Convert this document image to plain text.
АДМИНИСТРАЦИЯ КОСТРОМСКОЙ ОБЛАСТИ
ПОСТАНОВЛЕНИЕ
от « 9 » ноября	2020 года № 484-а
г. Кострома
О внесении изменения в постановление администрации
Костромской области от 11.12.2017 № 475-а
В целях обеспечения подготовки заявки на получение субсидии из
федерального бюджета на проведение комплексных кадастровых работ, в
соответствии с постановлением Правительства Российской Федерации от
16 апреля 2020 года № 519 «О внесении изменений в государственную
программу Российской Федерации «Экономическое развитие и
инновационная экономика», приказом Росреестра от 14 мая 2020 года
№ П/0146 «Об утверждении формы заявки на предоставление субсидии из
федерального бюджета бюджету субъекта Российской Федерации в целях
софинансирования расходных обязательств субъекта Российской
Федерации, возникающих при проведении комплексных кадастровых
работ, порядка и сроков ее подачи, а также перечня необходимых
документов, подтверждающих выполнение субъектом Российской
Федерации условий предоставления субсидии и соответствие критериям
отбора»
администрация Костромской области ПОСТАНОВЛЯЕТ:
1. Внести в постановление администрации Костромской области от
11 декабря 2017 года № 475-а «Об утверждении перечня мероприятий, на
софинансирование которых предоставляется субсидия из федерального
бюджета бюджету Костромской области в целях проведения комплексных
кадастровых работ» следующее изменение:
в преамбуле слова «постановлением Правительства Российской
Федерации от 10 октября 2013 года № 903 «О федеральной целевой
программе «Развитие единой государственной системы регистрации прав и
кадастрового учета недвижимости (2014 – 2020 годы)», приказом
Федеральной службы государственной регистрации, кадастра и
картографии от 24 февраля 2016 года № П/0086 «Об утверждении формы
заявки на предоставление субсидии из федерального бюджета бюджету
...
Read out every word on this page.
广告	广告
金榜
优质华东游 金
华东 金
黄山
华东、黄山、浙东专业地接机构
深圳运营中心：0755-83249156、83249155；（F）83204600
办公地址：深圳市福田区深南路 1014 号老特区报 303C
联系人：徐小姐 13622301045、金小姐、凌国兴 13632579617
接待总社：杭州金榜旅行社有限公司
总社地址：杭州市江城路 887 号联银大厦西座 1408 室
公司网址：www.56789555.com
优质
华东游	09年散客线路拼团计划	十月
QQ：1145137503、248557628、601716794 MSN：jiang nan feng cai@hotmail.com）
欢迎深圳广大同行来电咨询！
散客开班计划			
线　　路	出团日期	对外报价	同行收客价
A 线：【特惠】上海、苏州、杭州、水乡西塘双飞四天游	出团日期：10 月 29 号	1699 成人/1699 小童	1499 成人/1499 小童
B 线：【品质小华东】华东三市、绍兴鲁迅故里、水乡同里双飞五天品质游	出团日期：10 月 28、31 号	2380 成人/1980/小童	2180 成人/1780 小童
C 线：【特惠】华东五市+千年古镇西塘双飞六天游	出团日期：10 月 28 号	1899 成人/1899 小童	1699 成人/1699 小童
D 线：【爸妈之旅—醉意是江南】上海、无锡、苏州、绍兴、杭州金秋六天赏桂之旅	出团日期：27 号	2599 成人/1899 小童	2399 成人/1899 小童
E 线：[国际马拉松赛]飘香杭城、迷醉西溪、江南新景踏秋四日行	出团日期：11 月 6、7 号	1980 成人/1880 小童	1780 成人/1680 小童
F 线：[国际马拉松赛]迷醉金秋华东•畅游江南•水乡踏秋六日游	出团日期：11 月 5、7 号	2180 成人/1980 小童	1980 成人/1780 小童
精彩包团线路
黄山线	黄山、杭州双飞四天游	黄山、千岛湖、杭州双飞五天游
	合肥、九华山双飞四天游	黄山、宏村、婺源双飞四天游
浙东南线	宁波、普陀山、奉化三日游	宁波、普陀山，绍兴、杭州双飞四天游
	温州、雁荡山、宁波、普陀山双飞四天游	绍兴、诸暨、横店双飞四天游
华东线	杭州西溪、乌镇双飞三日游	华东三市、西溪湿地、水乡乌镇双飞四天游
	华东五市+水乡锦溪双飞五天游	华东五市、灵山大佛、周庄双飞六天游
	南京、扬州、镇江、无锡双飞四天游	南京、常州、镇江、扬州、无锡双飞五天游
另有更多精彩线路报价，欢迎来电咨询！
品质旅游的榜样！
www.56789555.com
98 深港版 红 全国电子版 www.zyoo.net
---
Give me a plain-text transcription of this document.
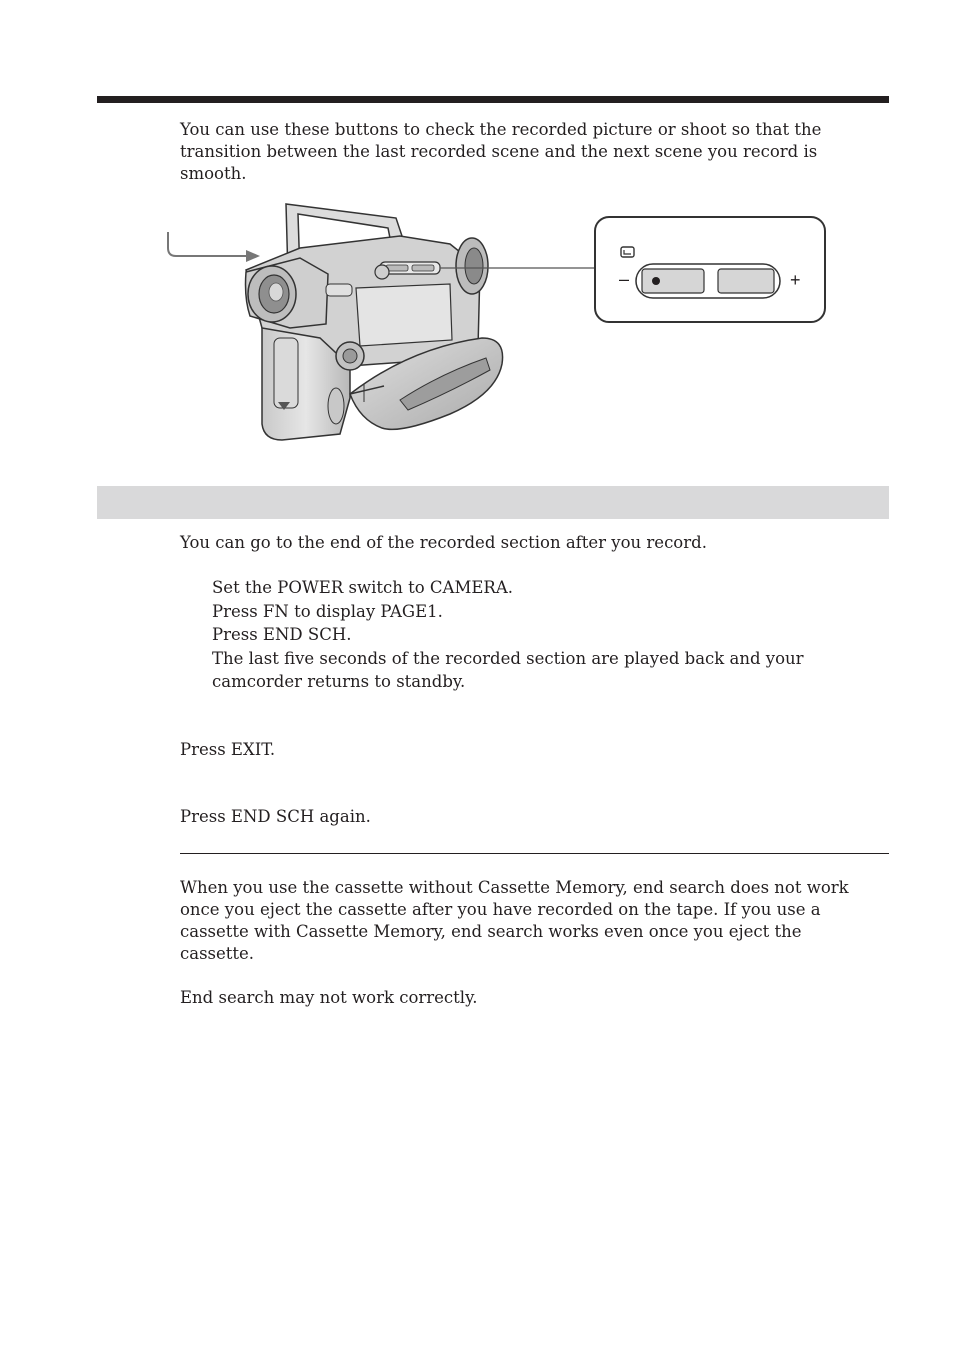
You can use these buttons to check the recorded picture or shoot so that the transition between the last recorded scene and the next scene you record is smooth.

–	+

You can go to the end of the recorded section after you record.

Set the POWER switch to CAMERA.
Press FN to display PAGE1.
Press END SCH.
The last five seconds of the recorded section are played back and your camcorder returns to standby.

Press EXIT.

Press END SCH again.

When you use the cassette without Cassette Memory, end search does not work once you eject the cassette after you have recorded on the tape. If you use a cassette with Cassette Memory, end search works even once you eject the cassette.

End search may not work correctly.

» WRITTEN TASK
Identify the lines in the entries above that contain "出团日期", then copy them out.

» SOLUTION FOR THIS TASK
线　　路	出团日期	对外报价	同行收客价
A 线：【特惠】上海、苏州、杭州、水乡西塘双飞四天游	出团日期：10 月 29 号	1699 成人/1699 小童	1499 成人/1499 小童
B 线：【品质小华东】华东三市、绍兴鲁迅故里、水乡同里双飞五天品质游	出团日期：10 月 28、31 号	2380 成人/1980/小童	2180 成人/1780 小童
C 线：【特惠】华东五市+千年古镇西塘双飞六天游	出团日期：10 月 28 号	1899 成人/1899 小童	1699 成人/1699 小童
D 线：【爸妈之旅—醉意是江南】上海、无锡、苏州、绍兴、杭州金秋六天赏桂之旅	出团日期：27 号	2599 成人/1899 小童	2399 成人/1899 小童
E 线：[国际马拉松赛]飘香杭城、迷醉西溪、江南新景踏秋四日行	出团日期：11 月 6、7 号	1980 成人/1880 小童	1780 成人/1680 小童
F 线：[国际马拉松赛]迷醉金秋华东•畅游江南•水乡踏秋六日游	出团日期：11 月 5、7 号	2180 成人/1980 小童	1980 成人/1780 小童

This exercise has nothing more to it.